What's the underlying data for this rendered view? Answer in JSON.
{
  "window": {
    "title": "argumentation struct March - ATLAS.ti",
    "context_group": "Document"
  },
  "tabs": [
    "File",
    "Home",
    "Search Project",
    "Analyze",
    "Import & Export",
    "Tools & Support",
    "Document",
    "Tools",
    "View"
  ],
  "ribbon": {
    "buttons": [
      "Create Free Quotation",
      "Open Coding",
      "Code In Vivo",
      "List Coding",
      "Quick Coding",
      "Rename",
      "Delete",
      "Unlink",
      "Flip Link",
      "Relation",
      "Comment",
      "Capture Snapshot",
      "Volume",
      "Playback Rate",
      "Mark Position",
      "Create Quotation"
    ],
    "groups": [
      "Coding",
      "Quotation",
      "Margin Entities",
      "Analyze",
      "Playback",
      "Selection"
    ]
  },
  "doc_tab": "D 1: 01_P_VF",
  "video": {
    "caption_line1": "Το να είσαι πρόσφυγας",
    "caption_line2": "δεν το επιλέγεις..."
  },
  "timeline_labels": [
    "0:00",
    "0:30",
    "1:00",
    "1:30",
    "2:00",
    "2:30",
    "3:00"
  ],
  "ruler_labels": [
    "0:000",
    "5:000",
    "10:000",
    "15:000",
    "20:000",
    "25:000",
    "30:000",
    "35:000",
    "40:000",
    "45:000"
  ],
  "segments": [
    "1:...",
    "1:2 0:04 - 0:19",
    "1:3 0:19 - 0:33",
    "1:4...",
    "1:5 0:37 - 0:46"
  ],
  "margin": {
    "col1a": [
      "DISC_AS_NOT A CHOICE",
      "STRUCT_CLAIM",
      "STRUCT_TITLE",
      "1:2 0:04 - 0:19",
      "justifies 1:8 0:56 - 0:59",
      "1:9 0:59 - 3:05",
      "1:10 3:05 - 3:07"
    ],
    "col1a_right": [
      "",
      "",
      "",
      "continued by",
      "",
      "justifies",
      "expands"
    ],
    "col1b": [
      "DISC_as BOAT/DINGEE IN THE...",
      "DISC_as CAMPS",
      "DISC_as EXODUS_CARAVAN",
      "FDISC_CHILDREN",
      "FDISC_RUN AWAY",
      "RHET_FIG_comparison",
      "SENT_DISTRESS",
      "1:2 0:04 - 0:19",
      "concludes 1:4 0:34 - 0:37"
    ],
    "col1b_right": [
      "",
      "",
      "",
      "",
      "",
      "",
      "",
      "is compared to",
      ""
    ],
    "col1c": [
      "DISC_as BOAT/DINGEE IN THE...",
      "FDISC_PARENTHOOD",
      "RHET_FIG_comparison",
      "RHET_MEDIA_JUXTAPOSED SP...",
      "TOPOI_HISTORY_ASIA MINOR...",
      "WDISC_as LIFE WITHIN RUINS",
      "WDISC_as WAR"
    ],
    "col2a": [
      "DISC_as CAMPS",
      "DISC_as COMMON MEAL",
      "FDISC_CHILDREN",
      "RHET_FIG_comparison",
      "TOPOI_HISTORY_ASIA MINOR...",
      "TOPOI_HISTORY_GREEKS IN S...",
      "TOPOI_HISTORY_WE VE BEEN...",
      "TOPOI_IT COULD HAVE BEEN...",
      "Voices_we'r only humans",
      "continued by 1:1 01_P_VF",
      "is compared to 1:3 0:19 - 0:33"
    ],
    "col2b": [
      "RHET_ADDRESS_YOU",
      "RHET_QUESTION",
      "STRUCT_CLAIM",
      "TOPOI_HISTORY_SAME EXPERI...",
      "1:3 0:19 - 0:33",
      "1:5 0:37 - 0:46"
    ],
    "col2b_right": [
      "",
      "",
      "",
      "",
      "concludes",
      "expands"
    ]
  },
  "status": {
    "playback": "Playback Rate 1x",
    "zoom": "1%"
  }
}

──────

» DIRECTIONS:
Print again each line of the listing above, exactly as it appears.

» PROBLEM SOLUTION:
What's the underlying data for this rendered view? Answer in JSON.
{
  "window": {
    "title": "argumentation struct March - ATLAS.ti",
    "context_group": "Document"
  },
  "tabs": [
    "File",
    "Home",
    "Search Project",
    "Analyze",
    "Import & Export",
    "Tools & Support",
    "Document",
    "Tools",
    "View"
  ],
  "ribbon": {
    "buttons": [
      "Create Free Quotation",
      "Open Coding",
      "Code In Vivo",
      "List Coding",
      "Quick Coding",
      "Rename",
      "Delete",
      "Unlink",
      "Flip Link",
      "Relation",
      "Comment",
      "Capture Snapshot",
      "Volume",
      "Playback Rate",
      "Mark Position",
      "Create Quotation"
    ],
    "groups": [
      "Coding",
      "Quotation",
      "Margin Entities",
      "Analyze",
      "Playback",
      "Selection"
    ]
  },
  "doc_tab": "D 1: 01_P_VF",
  "video": {
    "caption_line1": "Το να είσαι πρόσφυγας",
    "caption_line2": "δεν το επιλέγεις..."
  },
  "timeline_labels": [
    "0:00",
    "0:30",
    "1:00",
    "1:30",
    "2:00",
    "2:30",
    "3:00"
  ],
  "ruler_labels": [
    "0:000",
    "5:000",
    "10:000",
    "15:000",
    "20:000",
    "25:000",
    "30:000",
    "35:000",
    "40:000",
    "45:000"
  ],
  "segments": [
    "1:...",
    "1:2 0:04 - 0:19",
    "1:3 0:19 - 0:33",
    "1:4...",
    "1:5 0:37 - 0:46"
  ],
  "margin": {
    "col1a": [
      "DISC_AS_NOT A CHOICE",
      "STRUCT_CLAIM",
      "STRUCT_TITLE",
      "1:2 0:04 - 0:19",
      "justifies 1:8 0:56 - 0:59",
      "1:9 0:59 - 3:05",
      "1:10 3:05 - 3:07"
    ],
    "col1a_right": [
      "",
      "",
      "",
      "continued by",
      "",
      "justifies",
      "expands"
    ],
    "col1b": [
      "DISC_as BOAT/DINGEE IN THE...",
      "DISC_as CAMPS",
      "DISC_as EXODUS_CARAVAN",
      "FDISC_CHILDREN",
      "FDISC_RUN AWAY",
      "RHET_FIG_comparison",
      "SENT_DISTRESS",
      "1:2 0:04 - 0:19",
      "concludes 1:4 0:34 - 0:37"
    ],
    "col1b_right": [
      "",
      "",
      "",
      "",
      "",
      "",
      "",
      "is compared to",
      ""
    ],
    "col1c": [
      "DISC_as BOAT/DINGEE IN THE...",
      "FDISC_PARENTHOOD",
      "RHET_FIG_comparison",
      "RHET_MEDIA_JUXTAPOSED SP...",
      "TOPOI_HISTORY_ASIA MINOR...",
      "WDISC_as LIFE WITHIN RUINS",
      "WDISC_as WAR"
    ],
    "col2a": [
      "DISC_as CAMPS",
      "DISC_as COMMON MEAL",
      "FDISC_CHILDREN",
      "RHET_FIG_comparison",
      "TOPOI_HISTORY_ASIA MINOR...",
      "TOPOI_HISTORY_GREEKS IN S...",
      "TOPOI_HISTORY_WE VE BEEN...",
      "TOPOI_IT COULD HAVE BEEN...",
      "Voices_we'r only humans",
      "continued by 1:1 01_P_VF",
      "is compared to 1:3 0:19 - 0:33"
    ],
    "col2b": [
      "RHET_ADDRESS_YOU",
      "RHET_QUESTION",
      "STRUCT_CLAIM",
      "TOPOI_HISTORY_SAME EXPERI...",
      "1:3 0:19 - 0:33",
      "1:5 0:37 - 0:46"
    ],
    "col2b_right": [
      "",
      "",
      "",
      "",
      "concludes",
      "expands"
    ]
  },
  "status": {
    "playback": "Playback Rate 1x",
    "zoom": "1%"
  }
}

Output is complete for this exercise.